··· SUPPLIED MATERIAL ···

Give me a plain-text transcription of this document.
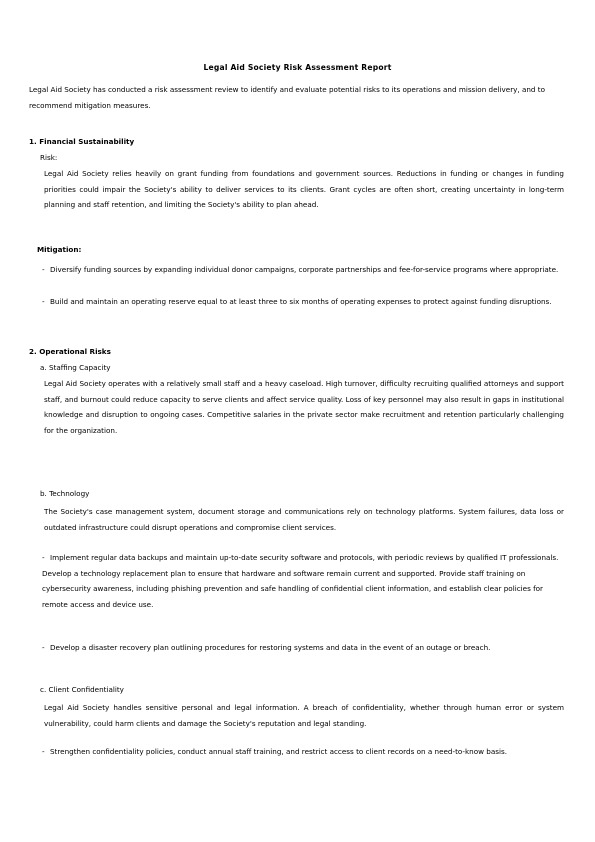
Legal Aid Society Risk Assessment Report

Legal Aid Society has conducted a risk assessment review to identify and evaluate potential risks to its operations and mission delivery, and to recommend mitigation measures.

1. Financial Sustainability
Risk:

Legal Aid Society relies heavily on grant funding from foundations and government sources. Reductions in funding or changes in funding priorities could impair the Society's ability to deliver services to its clients. Grant cycles are often short, creating uncertainty in long-term planning and staff retention, and limiting the Society's ability to plan ahead.

Mitigation:
- Diversify funding sources by expanding individual donor campaigns, corporate partnerships and fee-for-service programs where appropriate.
- Build and maintain an operating reserve equal to at least three to six months of operating expenses to protect against funding disruptions.
2. Operational Risks
a. Staffing Capacity

Legal Aid Society operates with a relatively small staff and a heavy caseload. High turnover, difficulty recruiting qualified attorneys and support staff, and burnout could reduce capacity to serve clients and affect service quality. Loss of key personnel may also result in gaps in institutional knowledge and disruption to ongoing cases. Competitive salaries in the private sector make recruitment and retention particularly challenging for the organization.

b. Technology

The Society's case management system, document storage and communications rely on technology platforms. System failures, data loss or outdated infrastructure could disrupt operations and compromise client services.

- Implement regular data backups and maintain up-to-date security software and protocols, with periodic reviews by qualified IT professionals. Develop a technology replacement plan to ensure that hardware and software remain current and supported. Provide staff training on cybersecurity awareness, including phishing prevention and safe handling of confidential client information, and establish clear policies for remote access and device use.
- Develop a disaster recovery plan outlining procedures for restoring systems and data in the event of an outage or breach.
c. Client Confidentiality

Legal Aid Society handles sensitive personal and legal information. A breach of confidentiality, whether through human error or system vulnerability, could harm clients and damage the Society's reputation and legal standing.

- Strengthen confidentiality policies, conduct annual staff training, and restrict access to client records on a need-to-know basis.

···

Scan the material and collect every line that contains "document".

▸ **FINAL ANSWER**
Give me a plain-text transcription of this document.
The Society's case management system, document storage and communications rely on technology platforms. System failures, data loss or outdated infrastructure could disrupt operations and compromise client services.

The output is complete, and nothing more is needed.